--- Provided entries ---
[start]

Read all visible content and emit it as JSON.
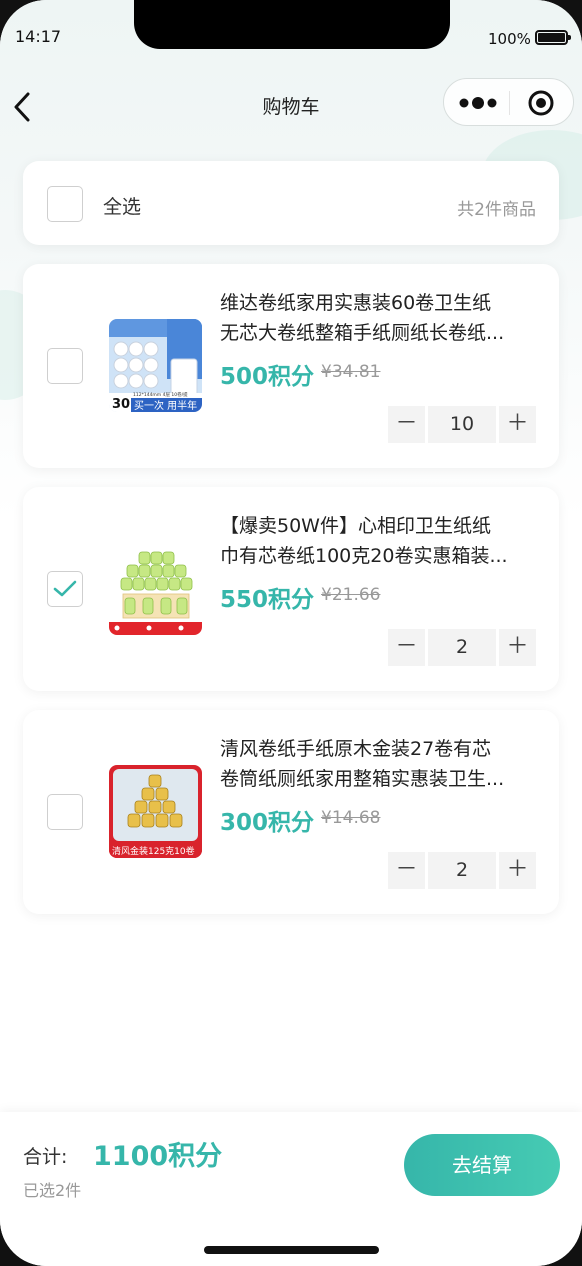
{
  "status_bar": {
    "time": "14:17",
    "battery": "100%"
  },
  "nav": {
    "title": "购物车"
  },
  "select_all": {
    "label": "全选",
    "count_text": "共2件商品"
  },
  "items": [
    {
      "title_line1": "维达卷纸家用实惠装60卷卫生纸",
      "title_line2": "无芯大卷纸整箱手纸厕纸长卷纸...",
      "points": "500积分",
      "price": "¥34.81",
      "quantity": "10",
      "checked": false,
      "image_text": {
        "badge": "30",
        "banner": "买一次 用半年",
        "spec": "112*144mm 4层 10卷/提"
      }
    },
    {
      "title_line1": "【爆卖50W件】心相印卫生纸纸",
      "title_line2": "巾有芯卷纸100克20卷实惠箱装...",
      "points": "550积分",
      "price": "¥21.66",
      "quantity": "2",
      "checked": true,
      "image_text": {}
    },
    {
      "title_line1": "清风卷纸手纸原木金装27卷有芯",
      "title_line2": "卷筒纸厕纸家用整箱实惠装卫生...",
      "points": "300积分",
      "price": "¥14.68",
      "quantity": "2",
      "checked": false,
      "image_text": {
        "banner": "清风金装125克10卷"
      }
    }
  ],
  "stepper": {
    "minus": "－",
    "plus": "＋"
  },
  "footer": {
    "total_label": "合计:",
    "total_value": "1100积分",
    "selected_text": "已选2件",
    "checkout_label": "去结算"
  },
  "colors": {
    "accent": "#36b6aa",
    "accent_light": "#46cbb3"
  }
}
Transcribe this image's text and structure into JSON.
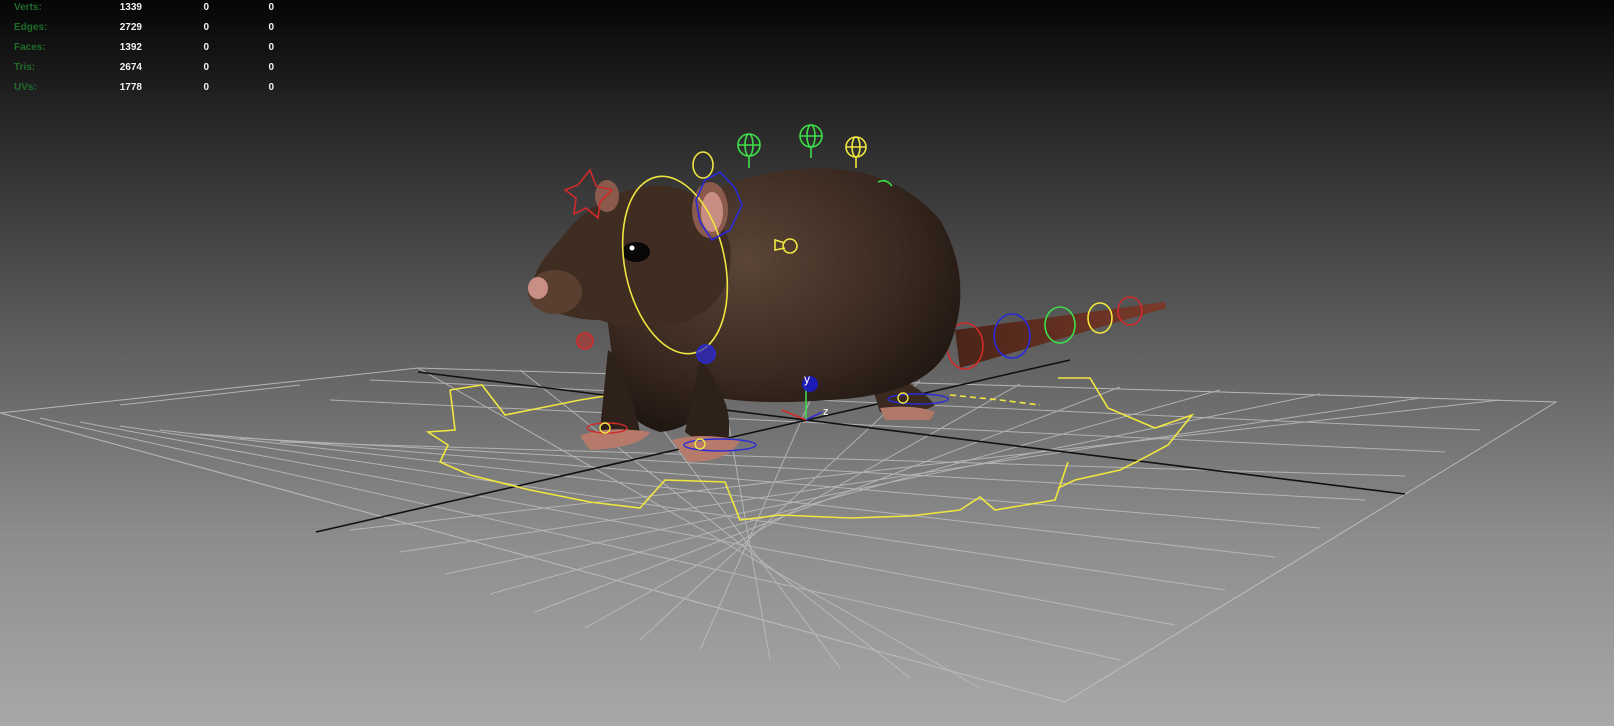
{
  "viewport": {
    "hud": [
      {
        "label": "Verts:",
        "v1": "1339",
        "v2": "0",
        "v3": "0"
      },
      {
        "label": "Edges:",
        "v1": "2729",
        "v2": "0",
        "v3": "0"
      },
      {
        "label": "Faces:",
        "v1": "1392",
        "v2": "0",
        "v3": "0"
      },
      {
        "label": "Tris:",
        "v1": "2674",
        "v2": "0",
        "v3": "0"
      },
      {
        "label": "UVs:",
        "v1": "1778",
        "v2": "0",
        "v3": "0"
      }
    ],
    "axis_label": "y",
    "axis_x_label": "z"
  },
  "colors": {
    "control_yellow": "#f0e640",
    "control_green": "#3ee04a",
    "control_blue": "#2a2ad8",
    "control_red": "#d02a2a",
    "grid": "#b9b9b9",
    "rat_fur": "#3b2a21"
  },
  "icons": [
    "rat-model",
    "grid-floor",
    "control-curves",
    "axis-gizmo"
  ]
}
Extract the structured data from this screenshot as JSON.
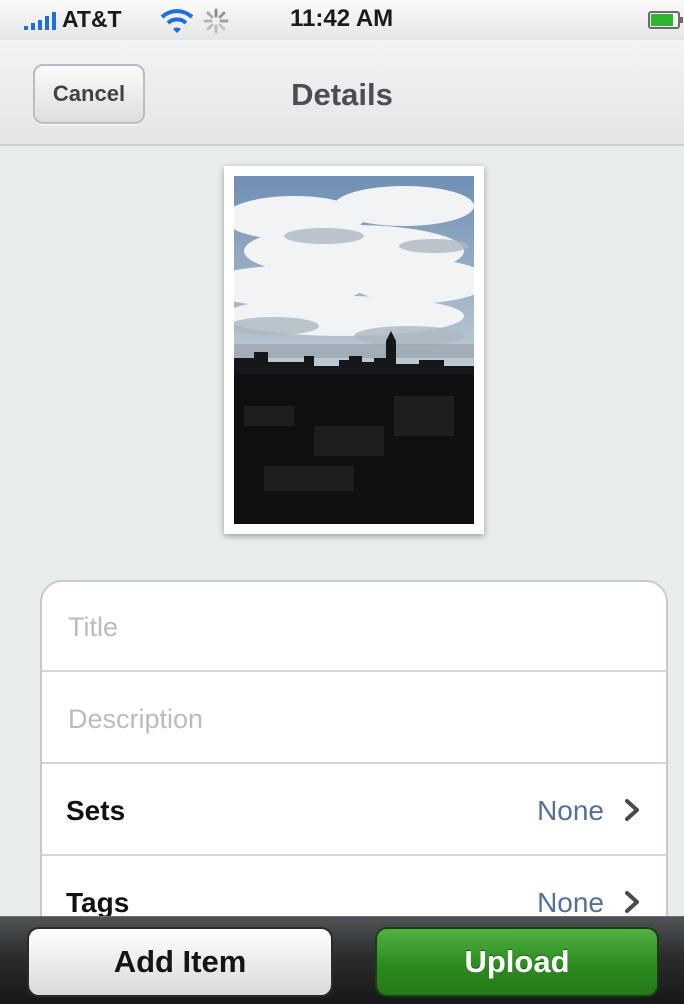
{
  "status_bar": {
    "carrier": "AT&T",
    "time": "11:42 AM",
    "icons": [
      "signal-bars-icon",
      "wifi-icon",
      "activity-spinner-icon",
      "battery-icon"
    ]
  },
  "nav_bar": {
    "cancel_label": "Cancel",
    "title": "Details"
  },
  "form": {
    "title_placeholder": "Title",
    "description_placeholder": "Description",
    "sets": {
      "label": "Sets",
      "value": "None"
    },
    "tags": {
      "label": "Tags",
      "value": "None"
    }
  },
  "toolbar": {
    "add_item_label": "Add Item",
    "upload_label": "Upload"
  },
  "colors": {
    "upload_green": "#2c8a1f",
    "value_blue": "#52709a",
    "background": "#e9eced"
  }
}
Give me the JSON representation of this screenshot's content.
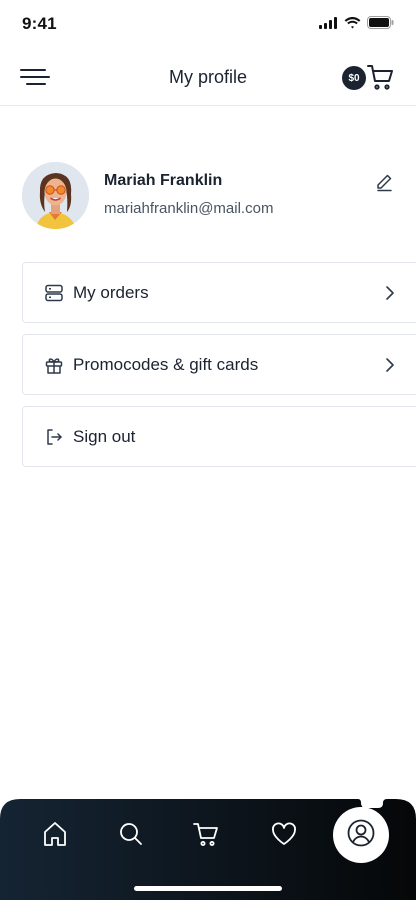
{
  "status_bar": {
    "time": "9:41",
    "icons": [
      "signal-icon",
      "wifi-icon",
      "battery-icon"
    ]
  },
  "header": {
    "title": "My profile",
    "menu_icon": "hamburger-menu-icon",
    "cart_badge": "$0",
    "cart_icon": "cart-icon"
  },
  "profile": {
    "name": "Mariah Franklin",
    "email": "mariahfranklin@mail.com",
    "edit_icon": "pencil-icon"
  },
  "menu": {
    "items": [
      {
        "label": "My orders",
        "icon": "orders-icon"
      },
      {
        "label": "Promocodes & gift cards",
        "icon": "gift-icon"
      },
      {
        "label": "Sign out",
        "icon": "sign-out-icon"
      }
    ]
  },
  "tab_bar": {
    "tabs": [
      {
        "name": "home",
        "icon": "home-icon"
      },
      {
        "name": "search",
        "icon": "search-icon"
      },
      {
        "name": "cart",
        "icon": "cart-icon"
      },
      {
        "name": "favorites",
        "icon": "heart-icon"
      },
      {
        "name": "profile",
        "icon": "user-icon",
        "active": true
      }
    ]
  },
  "colors": {
    "primary_dark": "#1b2330",
    "tab_bar_gradient_start": "#152433",
    "tab_bar_gradient_end": "#050708",
    "border": "#e3e7ed",
    "background": "#ffffff",
    "muted_text": "#4a5462"
  }
}
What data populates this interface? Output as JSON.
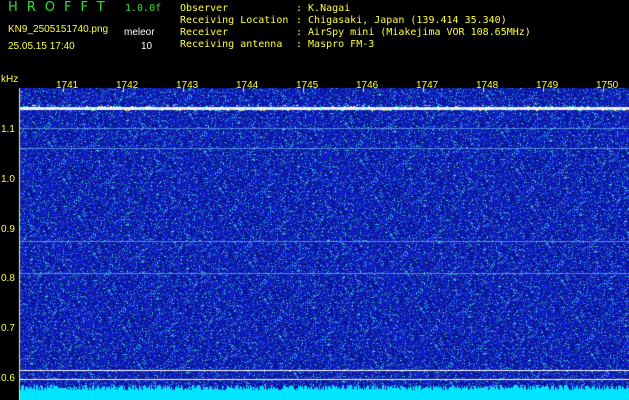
{
  "header": {
    "logo": "HROFFT",
    "version": "1.0.0f",
    "filename": "KN9_2505151740.png",
    "mode": "meleor",
    "datetime": "25.05.15 17:40",
    "count": "10",
    "observer_label": "Observer",
    "observer_value": ": K.Nagai",
    "location_label": "Receiving Location",
    "location_value": ": Chigasaki, Japan (139.414 35.340)",
    "receiver_label": "Receiver",
    "receiver_value": ": AirSpy mini (Miakejima VOR 108.65MHz)",
    "antenna_label": "Receiving antenna",
    "antenna_value": ": Maspro FM-3"
  },
  "axis": {
    "y_unit": "kHz",
    "y_ticks": [
      "1.1",
      "1.0",
      "0.9",
      "0.8",
      "0.7",
      "0.6"
    ],
    "x_ticks": [
      "1741",
      "1742",
      "1743",
      "1744",
      "1745",
      "1746",
      "1747",
      "1748",
      "1749",
      "1750"
    ]
  },
  "colors": {
    "background_noise": "#0a148c",
    "carrier": "#ffffff",
    "baseline": "#00e5ff",
    "label": "#ffff3c",
    "title": "#2fe02f"
  }
}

[end]

Reproduce all of the data exactly, omitting each picture it holds.

--- Finished exercise ---
Read all visible content and emit it as JSON.
{
  "status_bar": {
    "time": "14:17",
    "battery": "100%"
  },
  "nav": {
    "title": "购物车"
  },
  "select_all": {
    "label": "全选",
    "count_text": "共2件商品"
  },
  "items": [
    {
      "title_line1": "维达卷纸家用实惠装60卷卫生纸",
      "title_line2": "无芯大卷纸整箱手纸厕纸长卷纸...",
      "points": "500积分",
      "price": "¥34.81",
      "quantity": "10",
      "checked": false,
      "image_text": {
        "badge": "30",
        "banner": "买一次 用半年",
        "spec": "112*144mm 4层 10卷/提"
      }
    },
    {
      "title_line1": "【爆卖50W件】心相印卫生纸纸",
      "title_line2": "巾有芯卷纸100克20卷实惠箱装...",
      "points": "550积分",
      "price": "¥21.66",
      "quantity": "2",
      "checked": true,
      "image_text": {}
    },
    {
      "title_line1": "清风卷纸手纸原木金装27卷有芯",
      "title_line2": "卷筒纸厕纸家用整箱实惠装卫生...",
      "points": "300积分",
      "price": "¥14.68",
      "quantity": "2",
      "checked": false,
      "image_text": {
        "banner": "清风金装125克10卷"
      }
    }
  ],
  "stepper": {
    "minus": "－",
    "plus": "＋"
  },
  "footer": {
    "total_label": "合计:",
    "total_value": "1100积分",
    "selected_text": "已选2件",
    "checkout_label": "去结算"
  },
  "colors": {
    "accent": "#36b6aa",
    "accent_light": "#46cbb3"
  }
}
Transcribe this image's text and structure into JSON.
{
  "viewport": {
    "hud": [
      {
        "label": "Verts:",
        "v1": "1339",
        "v2": "0",
        "v3": "0"
      },
      {
        "label": "Edges:",
        "v1": "2729",
        "v2": "0",
        "v3": "0"
      },
      {
        "label": "Faces:",
        "v1": "1392",
        "v2": "0",
        "v3": "0"
      },
      {
        "label": "Tris:",
        "v1": "2674",
        "v2": "0",
        "v3": "0"
      },
      {
        "label": "UVs:",
        "v1": "1778",
        "v2": "0",
        "v3": "0"
      }
    ],
    "axis_label": "y",
    "axis_x_label": "z"
  },
  "colors": {
    "control_yellow": "#f0e640",
    "control_green": "#3ee04a",
    "control_blue": "#2a2ad8",
    "control_red": "#d02a2a",
    "grid": "#b9b9b9",
    "rat_fur": "#3b2a21"
  },
  "icons": [
    "rat-model",
    "grid-floor",
    "control-curves",
    "axis-gizmo"
  ]
}
Extract the structured data from this screenshot as JSON.
{
  "status_bar": {
    "carrier": "AT&T",
    "time": "11:42 AM",
    "icons": [
      "signal-bars-icon",
      "wifi-icon",
      "activity-spinner-icon",
      "battery-icon"
    ]
  },
  "nav_bar": {
    "cancel_label": "Cancel",
    "title": "Details"
  },
  "form": {
    "title_placeholder": "Title",
    "description_placeholder": "Description",
    "sets": {
      "label": "Sets",
      "value": "None"
    },
    "tags": {
      "label": "Tags",
      "value": "None"
    }
  },
  "toolbar": {
    "add_item_label": "Add Item",
    "upload_label": "Upload"
  },
  "colors": {
    "upload_green": "#2c8a1f",
    "value_blue": "#52709a",
    "background": "#e9eced"
  }
}
Give me the JSON representation of this screenshot's content.
{
  "status_bar": {
    "time": "9:41",
    "icons": [
      "signal-icon",
      "wifi-icon",
      "battery-icon"
    ]
  },
  "header": {
    "title": "My profile",
    "menu_icon": "hamburger-menu-icon",
    "cart_badge": "$0",
    "cart_icon": "cart-icon"
  },
  "profile": {
    "name": "Mariah Franklin",
    "email": "mariahfranklin@mail.com",
    "edit_icon": "pencil-icon"
  },
  "menu": {
    "items": [
      {
        "label": "My orders",
        "icon": "orders-icon"
      },
      {
        "label": "Promocodes & gift cards",
        "icon": "gift-icon"
      },
      {
        "label": "Sign out",
        "icon": "sign-out-icon"
      }
    ]
  },
  "tab_bar": {
    "tabs": [
      {
        "name": "home",
        "icon": "home-icon"
      },
      {
        "name": "search",
        "icon": "search-icon"
      },
      {
        "name": "cart",
        "icon": "cart-icon"
      },
      {
        "name": "favorites",
        "icon": "heart-icon"
      },
      {
        "name": "profile",
        "icon": "user-icon",
        "active": true
      }
    ]
  },
  "colors": {
    "primary_dark": "#1b2330",
    "tab_bar_gradient_start": "#152433",
    "tab_bar_gradient_end": "#050708",
    "border": "#e3e7ed",
    "background": "#ffffff",
    "muted_text": "#4a5462"
  }
}
What data populates this interface? Output as JSON.
{
  "header": {
    "logo": "HROFFT",
    "version": "1.0.0f",
    "filename": "KN9_2505151740.png",
    "mode": "meleor",
    "datetime": "25.05.15 17:40",
    "count": "10",
    "observer_label": "Observer",
    "observer_value": ": K.Nagai",
    "location_label": "Receiving Location",
    "location_value": ": Chigasaki, Japan (139.414 35.340)",
    "receiver_label": "Receiver",
    "receiver_value": ": AirSpy mini (Miakejima VOR 108.65MHz)",
    "antenna_label": "Receiving antenna",
    "antenna_value": ": Maspro FM-3"
  },
  "axis": {
    "y_unit": "kHz",
    "y_ticks": [
      "1.1",
      "1.0",
      "0.9",
      "0.8",
      "0.7",
      "0.6"
    ],
    "x_ticks": [
      "1741",
      "1742",
      "1743",
      "1744",
      "1745",
      "1746",
      "1747",
      "1748",
      "1749",
      "1750"
    ]
  },
  "colors": {
    "background_noise": "#0a148c",
    "carrier": "#ffffff",
    "baseline": "#00e5ff",
    "label": "#ffff3c",
    "title": "#2fe02f"
  }
}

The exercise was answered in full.